§ Written task
Copy every line of the data that includes the string "screenshot".

BEGIN

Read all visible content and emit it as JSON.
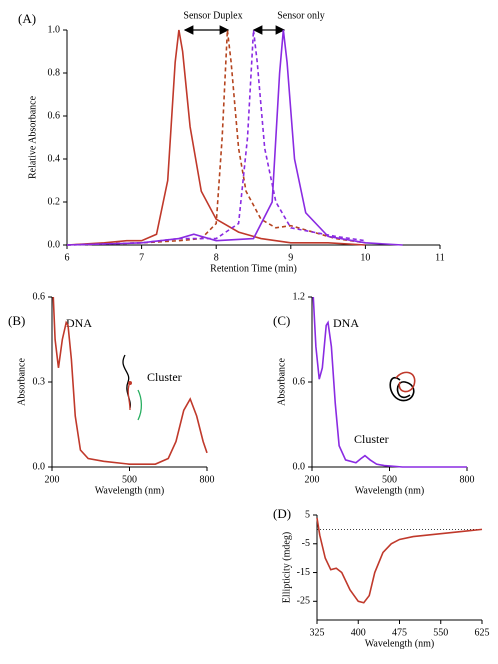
{
  "chart_data": [
    {
      "type": "line",
      "panel_label": "(A)",
      "xlabel": "Retention Time (min)",
      "ylabel": "Relative Absorbance",
      "annotations": [
        "Sensor Duplex",
        "Sensor only"
      ],
      "xlim": [
        6,
        11
      ],
      "xticks": [
        6,
        7,
        8,
        9,
        10,
        11
      ],
      "ylim": [
        0,
        1
      ],
      "yticks": [
        {
          "value": 0,
          "label": "0.0"
        },
        0.2,
        0.4,
        0.6,
        0.8,
        {
          "value": 1,
          "label": "1.0"
        }
      ],
      "series": [
        {
          "color": "#c0392b",
          "style": "solid",
          "x": [
            6.0,
            6.5,
            6.8,
            7.0,
            7.2,
            7.35,
            7.45,
            7.5,
            7.55,
            7.65,
            7.8,
            8.0,
            8.3,
            8.6,
            9.0,
            9.5,
            10.0
          ],
          "values": [
            0.0,
            0.01,
            0.02,
            0.02,
            0.05,
            0.3,
            0.85,
            1.0,
            0.9,
            0.55,
            0.25,
            0.12,
            0.06,
            0.03,
            0.01,
            0.01,
            0.0
          ]
        },
        {
          "color": "#b5441f",
          "style": "dashed",
          "x": [
            6.0,
            7.0,
            7.5,
            7.8,
            8.0,
            8.08,
            8.15,
            8.2,
            8.3,
            8.4,
            8.6,
            8.8,
            9.0,
            9.3,
            9.6,
            10.0
          ],
          "values": [
            0.0,
            0.01,
            0.02,
            0.03,
            0.1,
            0.5,
            1.0,
            0.85,
            0.45,
            0.25,
            0.12,
            0.08,
            0.09,
            0.06,
            0.03,
            0.01
          ]
        },
        {
          "color": "#8a2be2",
          "style": "dashed",
          "x": [
            6.0,
            7.0,
            7.5,
            8.0,
            8.3,
            8.42,
            8.5,
            8.55,
            8.65,
            8.8,
            9.0,
            9.3,
            9.6,
            10.0
          ],
          "values": [
            0.0,
            0.01,
            0.03,
            0.03,
            0.1,
            0.5,
            1.0,
            0.85,
            0.45,
            0.2,
            0.08,
            0.06,
            0.04,
            0.02
          ]
        },
        {
          "color": "#8a2be2",
          "style": "solid",
          "x": [
            6.0,
            7.0,
            7.5,
            7.7,
            8.0,
            8.5,
            8.75,
            8.85,
            8.9,
            8.95,
            9.05,
            9.2,
            9.5,
            10.0,
            10.5
          ],
          "values": [
            0.0,
            0.01,
            0.03,
            0.05,
            0.02,
            0.03,
            0.2,
            0.8,
            1.0,
            0.85,
            0.4,
            0.15,
            0.04,
            0.01,
            0.0
          ]
        }
      ]
    },
    {
      "type": "line",
      "panel_label": "(B)",
      "xlabel": "Wavelength (nm)",
      "ylabel": "Absorbance",
      "annotations": [
        "DNA",
        "Cluster"
      ],
      "xlim": [
        200,
        800
      ],
      "xticks": [
        200,
        500,
        800
      ],
      "ylim": [
        0,
        0.6
      ],
      "yticks": [
        {
          "value": 0,
          "label": "0.0"
        },
        0.3,
        0.6
      ],
      "series": [
        {
          "color": "#c0392b",
          "style": "solid",
          "x": [
            205,
            212,
            225,
            240,
            255,
            262,
            275,
            290,
            310,
            340,
            400,
            500,
            600,
            650,
            680,
            710,
            735,
            760,
            785,
            800
          ],
          "values": [
            0.6,
            0.45,
            0.35,
            0.45,
            0.51,
            0.5,
            0.38,
            0.18,
            0.06,
            0.03,
            0.02,
            0.01,
            0.01,
            0.03,
            0.09,
            0.2,
            0.24,
            0.18,
            0.09,
            0.05
          ]
        }
      ]
    },
    {
      "type": "line",
      "panel_label": "(C)",
      "xlabel": "Wavelength (nm)",
      "ylabel": "Absorbance",
      "annotations": [
        "DNA",
        "Cluster"
      ],
      "xlim": [
        200,
        800
      ],
      "xticks": [
        200,
        500,
        800
      ],
      "ylim": [
        0,
        1.2
      ],
      "yticks": [
        {
          "value": 0,
          "label": "0.0"
        },
        0.6,
        1.2
      ],
      "series": [
        {
          "color": "#8a2be2",
          "style": "solid",
          "x": [
            205,
            215,
            228,
            240,
            255,
            262,
            275,
            290,
            305,
            330,
            370,
            390,
            405,
            425,
            450,
            480,
            550,
            800
          ],
          "values": [
            1.2,
            0.85,
            0.62,
            0.7,
            1.0,
            1.02,
            0.85,
            0.45,
            0.15,
            0.05,
            0.03,
            0.06,
            0.08,
            0.05,
            0.02,
            0.01,
            0.0,
            0.0
          ]
        }
      ]
    },
    {
      "type": "line",
      "panel_label": "(D)",
      "xlabel": "Wavelength (nm)",
      "ylabel": "Ellipticity (mdeg)",
      "xlim": [
        325,
        625
      ],
      "xticks": [
        325,
        400,
        475,
        550,
        625
      ],
      "ylim": [
        -31.5,
        5
      ],
      "yticks": [
        5,
        -5,
        -15,
        -25
      ],
      "reference_line": 0,
      "series": [
        {
          "color": "#c0392b",
          "style": "solid",
          "x": [
            325,
            330,
            340,
            350,
            360,
            370,
            385,
            400,
            410,
            420,
            430,
            445,
            460,
            475,
            500,
            550,
            600,
            625
          ],
          "values": [
            4,
            -2,
            -10,
            -14,
            -13.5,
            -15,
            -21,
            -25,
            -25.5,
            -23,
            -15,
            -8,
            -5,
            -3.5,
            -2.5,
            -1.5,
            -0.5,
            0
          ]
        }
      ]
    }
  ]
}
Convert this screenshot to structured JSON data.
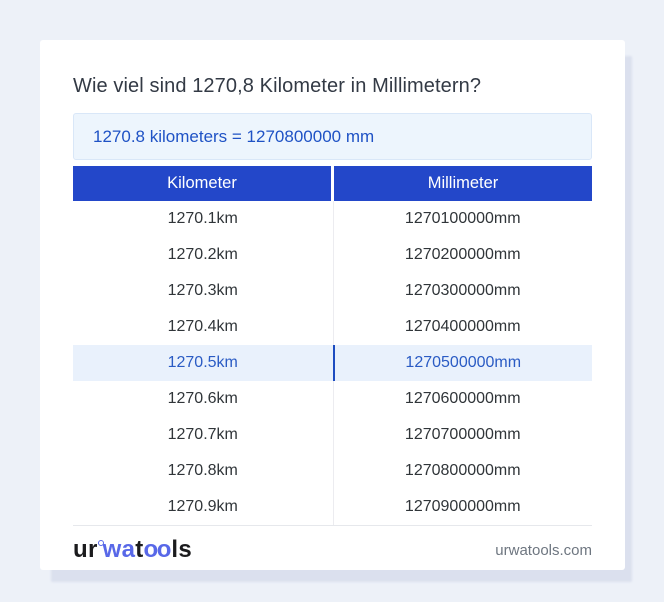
{
  "page": {
    "title": "Wie viel sind 1270,8 Kilometer in Millimetern?",
    "answer": "1270.8 kilometers = 1270800000 mm"
  },
  "table": {
    "headers": [
      "Kilometer",
      "Millimeter"
    ],
    "rows": [
      {
        "km": "1270.1km",
        "mm": "1270100000mm",
        "highlight": false
      },
      {
        "km": "1270.2km",
        "mm": "1270200000mm",
        "highlight": false
      },
      {
        "km": "1270.3km",
        "mm": "1270300000mm",
        "highlight": false
      },
      {
        "km": "1270.4km",
        "mm": "1270400000mm",
        "highlight": false
      },
      {
        "km": "1270.5km",
        "mm": "1270500000mm",
        "highlight": true
      },
      {
        "km": "1270.6km",
        "mm": "1270600000mm",
        "highlight": false
      },
      {
        "km": "1270.7km",
        "mm": "1270700000mm",
        "highlight": false
      },
      {
        "km": "1270.8km",
        "mm": "1270800000mm",
        "highlight": false
      },
      {
        "km": "1270.9km",
        "mm": "1270900000mm",
        "highlight": false
      }
    ]
  },
  "footer": {
    "logo_part1": "ur",
    "logo_part2": "wa",
    "logo_part3": "t",
    "logo_part4": "oo",
    "logo_part5": "ls",
    "site": "urwatools.com"
  },
  "colors": {
    "page_background": "#edf1f8",
    "header_blue": "#2347c9",
    "answer_background": "#edf5fd",
    "answer_text": "#1f52c5",
    "highlight_background": "#e9f1fc",
    "highlight_text": "#2a5bc4",
    "highlight_divider": "#1d4cc0",
    "logo_blue": "#5868e8",
    "body_text": "#303539",
    "url_gray": "#6e7680"
  }
}
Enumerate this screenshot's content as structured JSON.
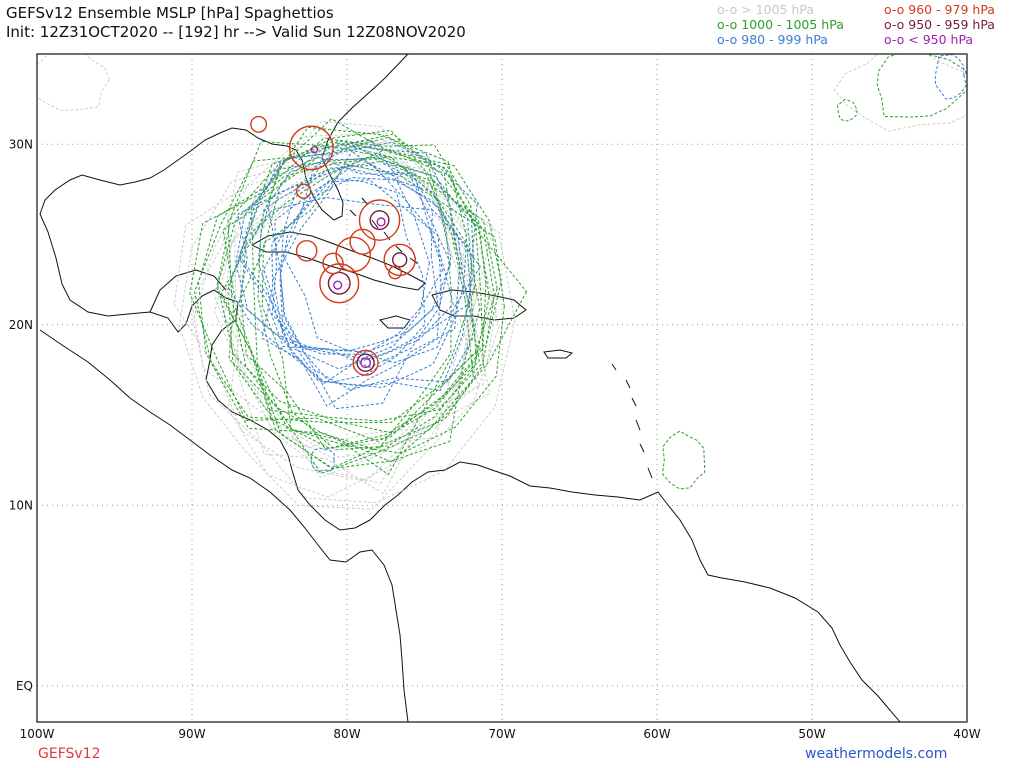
{
  "title": {
    "line1": "GEFSv12 Ensemble MSLP [hPa] Spaghettios",
    "line2": "Init: 12Z31OCT2020 -- [192] hr --> Valid Sun 12Z08NOV2020"
  },
  "legend": [
    {
      "label": "o-o > 1005 hPa",
      "color": "#c8c8c8"
    },
    {
      "label": "o-o 1000 - 1005 hPa",
      "color": "#2ca02c"
    },
    {
      "label": "o-o 980 - 999 hPa",
      "color": "#3a7fd0"
    },
    {
      "label": "o-o 960 - 979 hPa",
      "color": "#d43a1a"
    },
    {
      "label": "o-o 950 - 959 hPa",
      "color": "#7a1a3a"
    },
    {
      "label": "o-o < 950 hPa",
      "color": "#a020b0"
    }
  ],
  "axes": {
    "lon_labels": [
      "100W",
      "90W",
      "80W",
      "70W",
      "60W",
      "50W",
      "40W"
    ],
    "lat_labels": [
      "30N",
      "20N",
      "10N",
      "EQ"
    ],
    "lon_range": [
      -100,
      -40
    ],
    "lat_range": [
      -2,
      35
    ]
  },
  "footer": {
    "model": "GEFSv12",
    "site": "weathermodels.com"
  },
  "lows": [
    {
      "lon": -82.3,
      "lat": 29.8,
      "cat": "red",
      "r": 1.4
    },
    {
      "lon": -82.1,
      "lat": 29.7,
      "cat": "purple",
      "r": 0.2
    },
    {
      "lon": -85.7,
      "lat": 31.1,
      "cat": "red",
      "r": 0.5
    },
    {
      "lon": -82.8,
      "lat": 27.4,
      "cat": "red",
      "r": 0.45
    },
    {
      "lon": -77.9,
      "lat": 25.8,
      "cat": "red",
      "r": 1.3
    },
    {
      "lon": -77.9,
      "lat": 25.8,
      "cat": "maroon",
      "r": 0.6
    },
    {
      "lon": -77.8,
      "lat": 25.7,
      "cat": "purple",
      "r": 0.25
    },
    {
      "lon": -76.6,
      "lat": 23.6,
      "cat": "red",
      "r": 1.0
    },
    {
      "lon": -76.6,
      "lat": 23.6,
      "cat": "maroon",
      "r": 0.45
    },
    {
      "lon": -79.6,
      "lat": 23.9,
      "cat": "red",
      "r": 1.1
    },
    {
      "lon": -79.0,
      "lat": 24.6,
      "cat": "red",
      "r": 0.8
    },
    {
      "lon": -80.5,
      "lat": 22.3,
      "cat": "red",
      "r": 1.25
    },
    {
      "lon": -80.5,
      "lat": 22.3,
      "cat": "maroon",
      "r": 0.7
    },
    {
      "lon": -80.6,
      "lat": 22.2,
      "cat": "purple",
      "r": 0.25
    },
    {
      "lon": -80.9,
      "lat": 23.4,
      "cat": "red",
      "r": 0.65
    },
    {
      "lon": -82.6,
      "lat": 24.1,
      "cat": "red",
      "r": 0.65
    },
    {
      "lon": -76.9,
      "lat": 22.9,
      "cat": "red",
      "r": 0.4
    },
    {
      "lon": -78.8,
      "lat": 17.9,
      "cat": "red",
      "r": 0.8
    },
    {
      "lon": -78.8,
      "lat": 17.9,
      "cat": "maroon",
      "r": 0.55
    },
    {
      "lon": -78.8,
      "lat": 17.9,
      "cat": "purple",
      "r": 0.3
    }
  ]
}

END

§ Exercise response
Convert this screenshot to structured JSON data.
Enumerate this screenshot's content as structured JSON.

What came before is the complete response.